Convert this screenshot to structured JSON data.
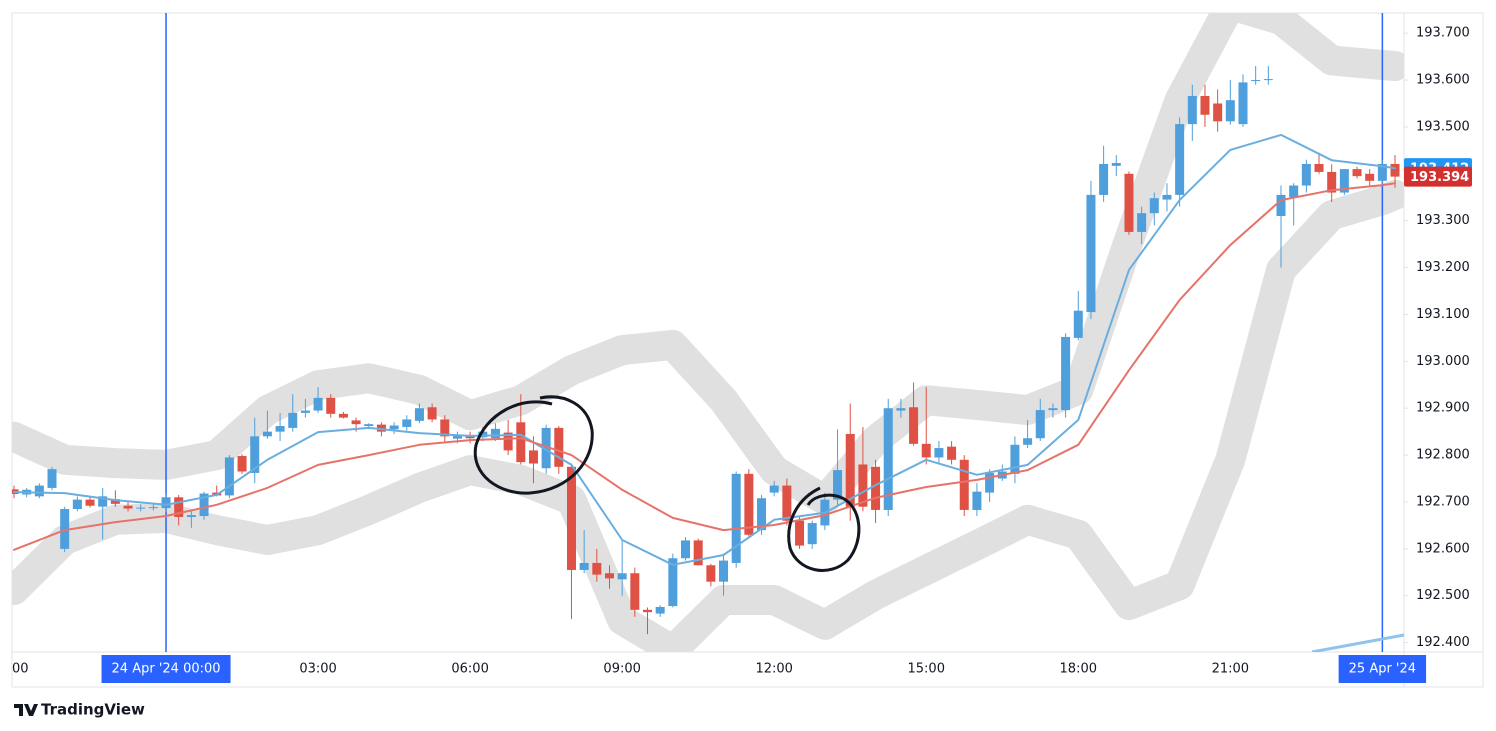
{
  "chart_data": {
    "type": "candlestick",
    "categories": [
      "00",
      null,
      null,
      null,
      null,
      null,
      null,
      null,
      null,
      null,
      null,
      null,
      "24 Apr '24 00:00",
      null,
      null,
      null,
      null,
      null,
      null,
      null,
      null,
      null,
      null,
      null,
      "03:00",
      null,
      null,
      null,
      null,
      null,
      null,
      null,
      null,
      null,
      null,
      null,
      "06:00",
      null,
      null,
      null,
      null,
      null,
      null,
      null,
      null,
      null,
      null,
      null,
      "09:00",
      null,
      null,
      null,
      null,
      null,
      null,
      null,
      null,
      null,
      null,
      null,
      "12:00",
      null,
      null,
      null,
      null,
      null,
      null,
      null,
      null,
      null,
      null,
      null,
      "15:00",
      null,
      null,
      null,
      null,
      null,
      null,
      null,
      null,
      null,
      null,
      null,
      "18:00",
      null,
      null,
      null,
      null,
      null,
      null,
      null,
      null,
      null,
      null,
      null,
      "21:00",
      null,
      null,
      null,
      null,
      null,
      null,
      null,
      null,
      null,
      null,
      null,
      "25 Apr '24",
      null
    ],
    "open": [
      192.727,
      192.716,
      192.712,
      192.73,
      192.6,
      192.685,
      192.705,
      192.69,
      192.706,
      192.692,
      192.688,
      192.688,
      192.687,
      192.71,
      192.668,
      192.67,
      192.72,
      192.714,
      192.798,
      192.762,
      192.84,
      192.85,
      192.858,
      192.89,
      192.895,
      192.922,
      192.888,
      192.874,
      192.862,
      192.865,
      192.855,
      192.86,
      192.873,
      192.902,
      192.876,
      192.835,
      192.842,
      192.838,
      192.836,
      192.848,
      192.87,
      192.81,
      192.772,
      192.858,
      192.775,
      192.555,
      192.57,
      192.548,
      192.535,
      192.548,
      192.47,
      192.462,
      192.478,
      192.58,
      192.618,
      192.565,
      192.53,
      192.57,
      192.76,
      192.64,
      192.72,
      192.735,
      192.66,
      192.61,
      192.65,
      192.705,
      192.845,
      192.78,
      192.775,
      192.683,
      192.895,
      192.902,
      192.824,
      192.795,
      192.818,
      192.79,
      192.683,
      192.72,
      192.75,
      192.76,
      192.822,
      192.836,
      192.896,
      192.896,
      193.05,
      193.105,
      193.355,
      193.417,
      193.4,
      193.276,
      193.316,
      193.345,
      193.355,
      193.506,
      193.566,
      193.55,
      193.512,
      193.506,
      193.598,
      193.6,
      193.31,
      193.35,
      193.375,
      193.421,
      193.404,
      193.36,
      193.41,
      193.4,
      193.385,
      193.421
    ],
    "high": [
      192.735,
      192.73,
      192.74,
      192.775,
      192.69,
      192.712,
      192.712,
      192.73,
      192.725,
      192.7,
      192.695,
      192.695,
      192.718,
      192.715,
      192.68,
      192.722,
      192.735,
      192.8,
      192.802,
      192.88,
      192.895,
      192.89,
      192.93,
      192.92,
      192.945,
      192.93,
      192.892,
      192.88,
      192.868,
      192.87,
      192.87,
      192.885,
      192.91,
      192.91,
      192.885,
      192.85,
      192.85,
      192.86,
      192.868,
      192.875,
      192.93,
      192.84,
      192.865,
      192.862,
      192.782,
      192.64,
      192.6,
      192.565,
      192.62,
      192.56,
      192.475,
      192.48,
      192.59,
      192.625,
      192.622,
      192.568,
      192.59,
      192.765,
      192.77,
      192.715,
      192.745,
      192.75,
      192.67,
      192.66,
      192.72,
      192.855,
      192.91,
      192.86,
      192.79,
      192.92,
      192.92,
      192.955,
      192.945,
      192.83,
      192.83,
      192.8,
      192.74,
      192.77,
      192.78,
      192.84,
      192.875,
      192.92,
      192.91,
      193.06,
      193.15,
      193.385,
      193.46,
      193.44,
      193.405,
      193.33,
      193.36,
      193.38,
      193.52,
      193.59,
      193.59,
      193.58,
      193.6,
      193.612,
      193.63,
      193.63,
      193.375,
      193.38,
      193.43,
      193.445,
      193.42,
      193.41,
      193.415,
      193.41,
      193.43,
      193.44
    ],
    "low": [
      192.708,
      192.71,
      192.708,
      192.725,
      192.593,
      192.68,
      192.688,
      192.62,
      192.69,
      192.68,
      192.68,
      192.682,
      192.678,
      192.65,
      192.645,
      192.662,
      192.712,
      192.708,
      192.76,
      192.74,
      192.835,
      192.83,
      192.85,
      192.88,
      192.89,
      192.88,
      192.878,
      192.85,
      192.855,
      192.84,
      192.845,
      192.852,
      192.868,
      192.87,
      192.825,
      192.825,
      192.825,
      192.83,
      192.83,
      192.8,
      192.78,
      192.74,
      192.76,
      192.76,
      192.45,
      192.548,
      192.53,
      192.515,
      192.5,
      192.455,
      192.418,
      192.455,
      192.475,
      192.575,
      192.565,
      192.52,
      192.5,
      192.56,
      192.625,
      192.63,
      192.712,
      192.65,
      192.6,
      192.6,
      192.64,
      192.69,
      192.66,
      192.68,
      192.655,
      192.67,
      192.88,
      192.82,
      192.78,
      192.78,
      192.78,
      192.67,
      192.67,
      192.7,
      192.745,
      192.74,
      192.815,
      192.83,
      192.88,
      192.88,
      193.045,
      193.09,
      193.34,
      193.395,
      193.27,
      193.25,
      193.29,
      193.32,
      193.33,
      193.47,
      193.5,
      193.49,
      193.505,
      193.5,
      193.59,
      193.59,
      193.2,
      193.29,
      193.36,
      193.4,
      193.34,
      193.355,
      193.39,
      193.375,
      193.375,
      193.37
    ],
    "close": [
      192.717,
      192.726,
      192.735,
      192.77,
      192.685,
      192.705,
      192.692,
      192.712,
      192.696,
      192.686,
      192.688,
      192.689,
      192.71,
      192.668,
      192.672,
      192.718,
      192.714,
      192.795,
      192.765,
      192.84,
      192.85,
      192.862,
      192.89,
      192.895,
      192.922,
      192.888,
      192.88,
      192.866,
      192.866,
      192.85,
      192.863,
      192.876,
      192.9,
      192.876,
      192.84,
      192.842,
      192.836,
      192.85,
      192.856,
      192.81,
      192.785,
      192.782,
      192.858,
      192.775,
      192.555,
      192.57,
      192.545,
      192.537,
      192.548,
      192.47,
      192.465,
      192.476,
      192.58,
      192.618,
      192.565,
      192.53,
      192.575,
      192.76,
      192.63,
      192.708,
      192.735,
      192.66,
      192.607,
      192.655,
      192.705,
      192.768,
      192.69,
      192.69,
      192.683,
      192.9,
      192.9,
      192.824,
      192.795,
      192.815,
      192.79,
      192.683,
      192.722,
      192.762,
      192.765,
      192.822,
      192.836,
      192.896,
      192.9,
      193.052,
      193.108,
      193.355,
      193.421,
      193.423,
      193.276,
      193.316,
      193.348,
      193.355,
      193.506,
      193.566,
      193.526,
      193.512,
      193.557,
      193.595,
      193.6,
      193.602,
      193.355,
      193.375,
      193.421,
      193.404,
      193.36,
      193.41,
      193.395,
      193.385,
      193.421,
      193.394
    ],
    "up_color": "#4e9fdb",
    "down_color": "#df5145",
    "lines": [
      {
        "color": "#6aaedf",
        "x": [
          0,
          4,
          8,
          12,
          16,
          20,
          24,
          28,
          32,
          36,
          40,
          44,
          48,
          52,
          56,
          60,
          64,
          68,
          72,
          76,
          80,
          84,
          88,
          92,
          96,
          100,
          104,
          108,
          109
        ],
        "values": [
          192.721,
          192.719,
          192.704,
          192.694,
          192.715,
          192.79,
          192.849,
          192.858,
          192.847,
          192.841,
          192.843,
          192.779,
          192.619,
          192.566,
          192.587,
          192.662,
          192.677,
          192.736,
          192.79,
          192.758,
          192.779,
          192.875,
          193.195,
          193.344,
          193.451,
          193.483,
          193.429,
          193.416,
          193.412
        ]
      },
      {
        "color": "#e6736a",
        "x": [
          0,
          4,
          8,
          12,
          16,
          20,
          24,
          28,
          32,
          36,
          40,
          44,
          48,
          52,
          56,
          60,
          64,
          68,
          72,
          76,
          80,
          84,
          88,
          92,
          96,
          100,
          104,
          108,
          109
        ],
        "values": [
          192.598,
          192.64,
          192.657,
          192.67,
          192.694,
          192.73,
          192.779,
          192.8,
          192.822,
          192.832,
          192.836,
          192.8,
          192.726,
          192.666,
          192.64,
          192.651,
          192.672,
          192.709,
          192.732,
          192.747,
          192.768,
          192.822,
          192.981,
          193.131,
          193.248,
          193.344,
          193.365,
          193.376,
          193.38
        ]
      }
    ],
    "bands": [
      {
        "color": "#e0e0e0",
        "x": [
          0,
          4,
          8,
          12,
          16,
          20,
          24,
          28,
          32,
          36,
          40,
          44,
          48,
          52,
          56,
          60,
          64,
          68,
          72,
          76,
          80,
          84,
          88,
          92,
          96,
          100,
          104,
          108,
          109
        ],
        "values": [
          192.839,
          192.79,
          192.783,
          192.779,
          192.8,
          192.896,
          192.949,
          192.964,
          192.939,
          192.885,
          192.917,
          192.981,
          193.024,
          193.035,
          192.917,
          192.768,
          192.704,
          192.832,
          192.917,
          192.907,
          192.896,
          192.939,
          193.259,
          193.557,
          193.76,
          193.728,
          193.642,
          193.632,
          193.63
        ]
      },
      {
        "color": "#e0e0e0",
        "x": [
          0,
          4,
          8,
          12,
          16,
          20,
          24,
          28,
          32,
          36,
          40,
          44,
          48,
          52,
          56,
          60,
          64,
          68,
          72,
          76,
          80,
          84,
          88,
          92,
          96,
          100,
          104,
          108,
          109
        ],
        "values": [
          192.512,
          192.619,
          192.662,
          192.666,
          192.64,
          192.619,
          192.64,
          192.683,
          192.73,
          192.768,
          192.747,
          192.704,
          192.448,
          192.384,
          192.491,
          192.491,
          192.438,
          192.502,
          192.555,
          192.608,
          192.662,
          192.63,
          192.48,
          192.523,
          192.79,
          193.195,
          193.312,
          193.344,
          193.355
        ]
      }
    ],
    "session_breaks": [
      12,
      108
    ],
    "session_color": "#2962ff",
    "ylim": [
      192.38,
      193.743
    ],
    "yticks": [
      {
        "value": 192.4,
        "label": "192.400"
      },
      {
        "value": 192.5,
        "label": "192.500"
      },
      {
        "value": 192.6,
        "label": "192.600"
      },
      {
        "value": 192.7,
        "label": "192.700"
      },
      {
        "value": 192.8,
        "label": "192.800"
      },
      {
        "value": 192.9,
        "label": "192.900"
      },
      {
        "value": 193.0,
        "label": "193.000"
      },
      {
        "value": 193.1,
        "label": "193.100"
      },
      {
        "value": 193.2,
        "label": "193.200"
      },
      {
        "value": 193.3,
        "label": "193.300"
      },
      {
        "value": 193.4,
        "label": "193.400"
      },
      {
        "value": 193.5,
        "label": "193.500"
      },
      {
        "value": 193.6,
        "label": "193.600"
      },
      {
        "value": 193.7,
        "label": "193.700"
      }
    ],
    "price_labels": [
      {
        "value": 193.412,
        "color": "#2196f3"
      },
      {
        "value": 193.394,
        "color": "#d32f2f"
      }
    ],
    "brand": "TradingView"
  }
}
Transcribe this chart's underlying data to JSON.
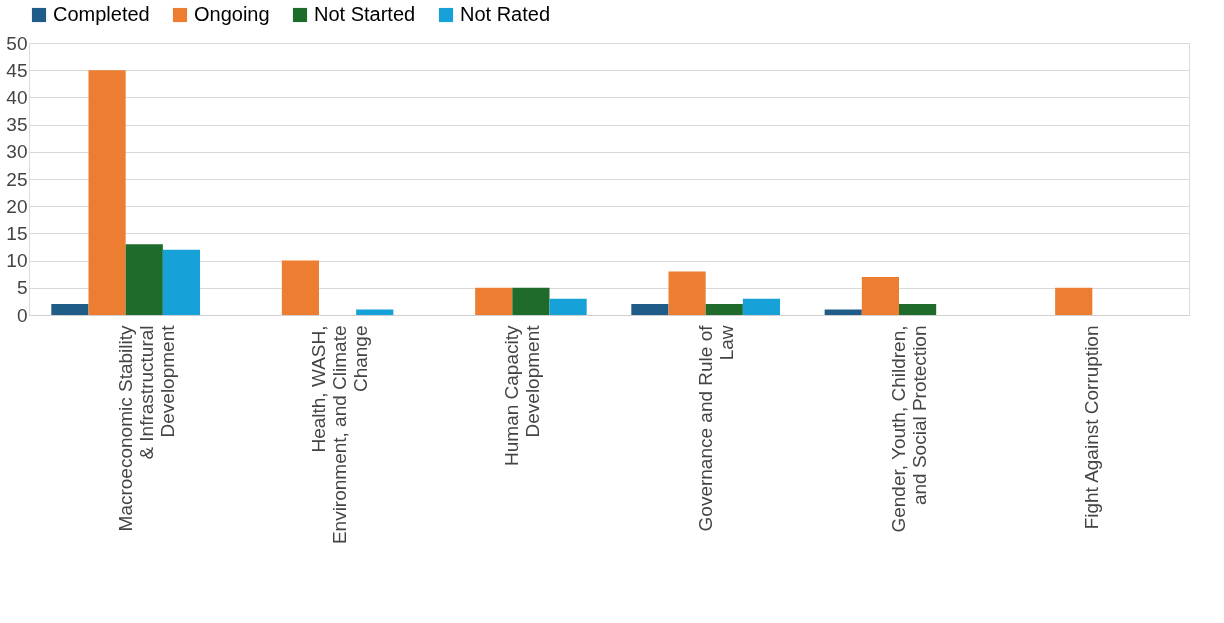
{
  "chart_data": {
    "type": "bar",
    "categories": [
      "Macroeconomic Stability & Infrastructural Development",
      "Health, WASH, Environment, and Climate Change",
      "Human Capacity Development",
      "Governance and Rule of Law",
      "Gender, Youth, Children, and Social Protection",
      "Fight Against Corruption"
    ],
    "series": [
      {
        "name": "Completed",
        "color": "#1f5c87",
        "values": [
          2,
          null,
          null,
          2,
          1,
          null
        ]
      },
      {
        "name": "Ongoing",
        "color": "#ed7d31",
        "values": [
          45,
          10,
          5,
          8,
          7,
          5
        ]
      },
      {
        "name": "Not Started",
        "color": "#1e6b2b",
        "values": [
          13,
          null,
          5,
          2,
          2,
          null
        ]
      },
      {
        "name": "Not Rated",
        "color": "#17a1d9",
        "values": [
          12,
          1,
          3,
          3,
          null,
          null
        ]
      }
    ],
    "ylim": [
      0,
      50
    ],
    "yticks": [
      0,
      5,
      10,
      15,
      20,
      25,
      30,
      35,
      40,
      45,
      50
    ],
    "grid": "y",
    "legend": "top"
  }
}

# # #

#### [Given task]
Which lines contain "JSON"? Show each of them.

#### [Result of this exercise]
Convert this screenshot to structured JSON data.
Transcribe this chart's underlying data to JSON.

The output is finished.